GOAL.
Locate each line of the material that contains "content", then return it.

Stored items from a collection.
BEGIN
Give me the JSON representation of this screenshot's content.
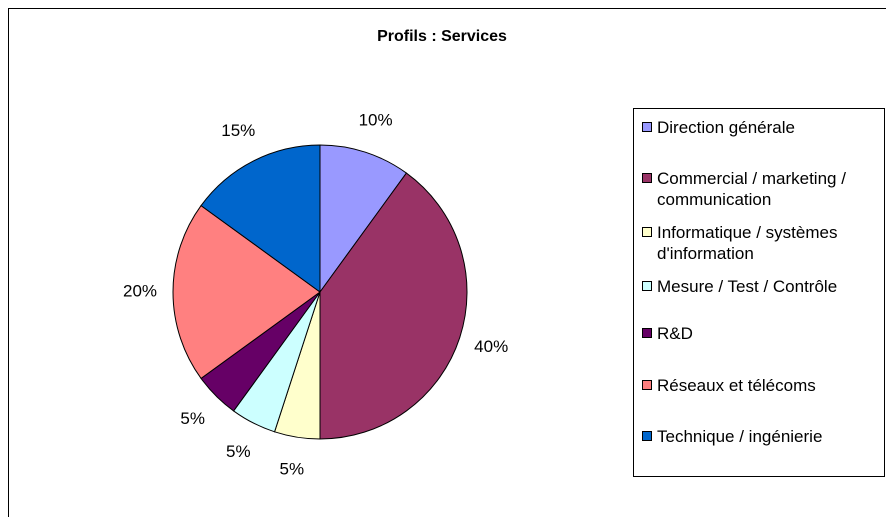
{
  "chart_data": {
    "type": "pie",
    "title": "Profils : Services",
    "categories": [
      "Direction générale",
      "Commercial / marketing / communication",
      "Informatique / systèmes d'information",
      "Mesure / Test / Contrôle",
      "R&D",
      "Réseaux et télécoms",
      "Technique / ingénierie"
    ],
    "values": [
      10,
      40,
      5,
      5,
      5,
      20,
      15
    ],
    "value_labels": [
      "10%",
      "40%",
      "5%",
      "5%",
      "5%",
      "20%",
      "15%"
    ],
    "colors": [
      "#9999ff",
      "#993366",
      "#ffffcc",
      "#ccffff",
      "#660066",
      "#ff8080",
      "#0066cc"
    ],
    "legend": "right"
  }
}
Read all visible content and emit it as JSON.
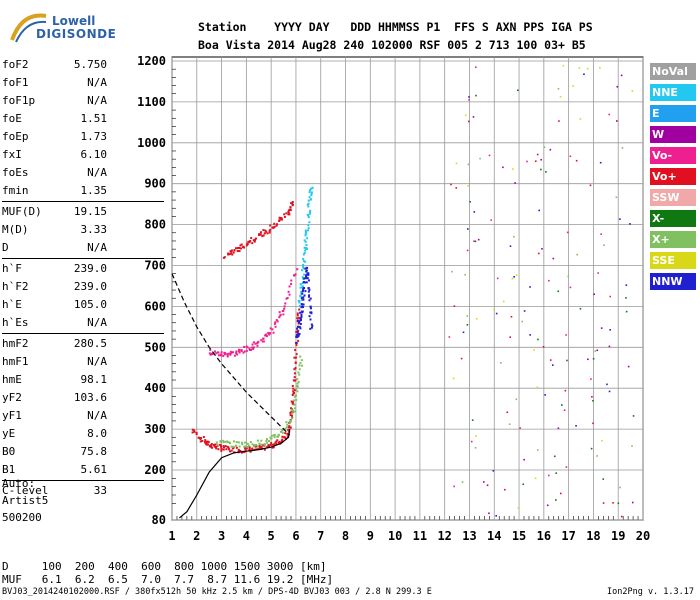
{
  "logo": {
    "line1": "Lowell",
    "line2": "DIGISONDE"
  },
  "header": {
    "line1": "Station    YYYY DAY   DDD HHMMSS P1  FFS S AXN PPS IGA PS",
    "line2": "Boa Vista 2014 Aug28 240 102000 RSF 005 2 713 100 03+ B5"
  },
  "params": [
    {
      "group": [
        {
          "name": "foF2",
          "value": "5.750"
        },
        {
          "name": "foF1",
          "value": "N/A"
        },
        {
          "name": "foF1p",
          "value": "N/A"
        },
        {
          "name": "foE",
          "value": "1.51"
        },
        {
          "name": "foEp",
          "value": "1.73"
        },
        {
          "name": "fxI",
          "value": "6.10"
        },
        {
          "name": "foEs",
          "value": "N/A"
        },
        {
          "name": "fmin",
          "value": "1.35"
        }
      ]
    },
    {
      "group": [
        {
          "name": "MUF(D)",
          "value": "19.15"
        },
        {
          "name": "M(D)",
          "value": "3.33"
        },
        {
          "name": "D",
          "value": "N/A"
        }
      ]
    },
    {
      "group": [
        {
          "name": "h`F",
          "value": "239.0"
        },
        {
          "name": "h`F2",
          "value": "239.0"
        },
        {
          "name": "h`E",
          "value": "105.0"
        },
        {
          "name": "h`Es",
          "value": "N/A"
        }
      ]
    },
    {
      "group": [
        {
          "name": "hmF2",
          "value": "280.5"
        },
        {
          "name": "hmF1",
          "value": "N/A"
        },
        {
          "name": "hmE",
          "value": "98.1"
        },
        {
          "name": "yF2",
          "value": "103.6"
        },
        {
          "name": "yF1",
          "value": "N/A"
        },
        {
          "name": "yE",
          "value": "8.0"
        },
        {
          "name": "B0",
          "value": "75.8"
        },
        {
          "name": "B1",
          "value": "5.61"
        }
      ]
    },
    {
      "group": [
        {
          "name": "C-level",
          "value": "33"
        }
      ]
    }
  ],
  "auto": {
    "line1": "Auto:",
    "line2": "Artist5",
    "line3": "500200"
  },
  "legend": [
    {
      "label": "NoVal",
      "color": "#a0a0a0"
    },
    {
      "label": "NNE",
      "color": "#22c8f0"
    },
    {
      "label": "E",
      "color": "#22a0f0"
    },
    {
      "label": "W",
      "color": "#a000a0"
    },
    {
      "label": "Vo-",
      "color": "#ee2090"
    },
    {
      "label": "Vo+",
      "color": "#e01020"
    },
    {
      "label": "SSW",
      "color": "#f0a8a8"
    },
    {
      "label": "X-",
      "color": "#107810"
    },
    {
      "label": "X+",
      "color": "#80c060"
    },
    {
      "label": "SSE",
      "color": "#d8d818"
    },
    {
      "label": "NNW",
      "color": "#2020d0"
    }
  ],
  "muf_table": {
    "line1": "D     100  200  400  600  800 1000 1500 3000 [km]",
    "line2": "MUF   6.1  6.2  6.5  7.0  7.7  8.7 11.6 19.2 [MHz]"
  },
  "footer": "BVJ03_2014240102000.RSF / 380fx512h 50 kHz 2.5 km / DPS-4D BVJ03 003 / 2.8 N 299.3 E",
  "footer_right": "Ion2Png v. 1.3.17",
  "chart_data": {
    "type": "scatter",
    "x_ticks": [
      1,
      2,
      3,
      4,
      5,
      6,
      7,
      8,
      9,
      10,
      11,
      12,
      13,
      14,
      15,
      16,
      17,
      18,
      19,
      20
    ],
    "y_ticks": [
      80,
      200,
      300,
      400,
      500,
      600,
      700,
      800,
      900,
      1000,
      1100,
      1200
    ],
    "xlim": [
      1,
      20
    ],
    "ylim": [
      80,
      1220
    ],
    "grid": true,
    "legend_position": "right",
    "series": [
      {
        "name": "Vo+",
        "color": "#e01020",
        "x": [
          1.8,
          2.3,
          2.6,
          3.0,
          3.5,
          4.0,
          4.5,
          5.0,
          5.4,
          5.7,
          5.8,
          5.9,
          6.0,
          6.1
        ],
        "y": [
          300,
          270,
          262,
          255,
          252,
          252,
          255,
          262,
          275,
          300,
          350,
          420,
          520,
          600
        ]
      },
      {
        "name": "Vo-",
        "color": "#ee2090",
        "x": [
          2.5,
          3.0,
          3.5,
          4.0,
          4.5,
          5.0,
          5.5,
          6.0
        ],
        "y": [
          490,
          485,
          488,
          498,
          515,
          545,
          600,
          700
        ]
      },
      {
        "name": "X+",
        "color": "#80c060",
        "x": [
          2.8,
          3.5,
          4.2,
          4.8,
          5.3,
          5.8,
          6.0,
          6.2
        ],
        "y": [
          270,
          265,
          265,
          272,
          290,
          330,
          400,
          480
        ]
      },
      {
        "name": "NNE",
        "color": "#22c8f0",
        "x": [
          6.1,
          6.2,
          6.3,
          6.4,
          6.5,
          6.6
        ],
        "y": [
          600,
          650,
          720,
          780,
          850,
          900
        ]
      },
      {
        "name": "NNW",
        "color": "#2020d0",
        "x": [
          6.0,
          6.1,
          6.2,
          6.3,
          6.4,
          6.5,
          6.6
        ],
        "y": [
          520,
          560,
          600,
          650,
          700,
          620,
          540
        ]
      },
      {
        "name": "Vo+",
        "color": "#e01020",
        "x": [
          3.1,
          3.6,
          4.1,
          4.6,
          5.1,
          5.6,
          5.9
        ],
        "y": [
          725,
          740,
          760,
          780,
          800,
          830,
          860
        ]
      }
    ],
    "profile_line": {
      "x": [
        1.3,
        1.6,
        2.0,
        2.5,
        3.0,
        3.5,
        4.0,
        4.5,
        5.0,
        5.4,
        5.7,
        5.75
      ],
      "y": [
        85,
        100,
        140,
        195,
        230,
        242,
        246,
        250,
        256,
        265,
        280,
        300
      ]
    },
    "dashed_line": {
      "x": [
        1.0,
        1.5,
        2.0,
        2.5,
        3.0,
        3.5,
        4.0,
        4.5,
        5.0,
        5.5,
        5.75
      ],
      "y": [
        680,
        610,
        550,
        500,
        460,
        425,
        390,
        360,
        330,
        300,
        285
      ]
    }
  }
}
END
COMPLETE OUTPUT.
Give me the JSON representation of this screenshot's content.
Read all visible content and emit it as JSON.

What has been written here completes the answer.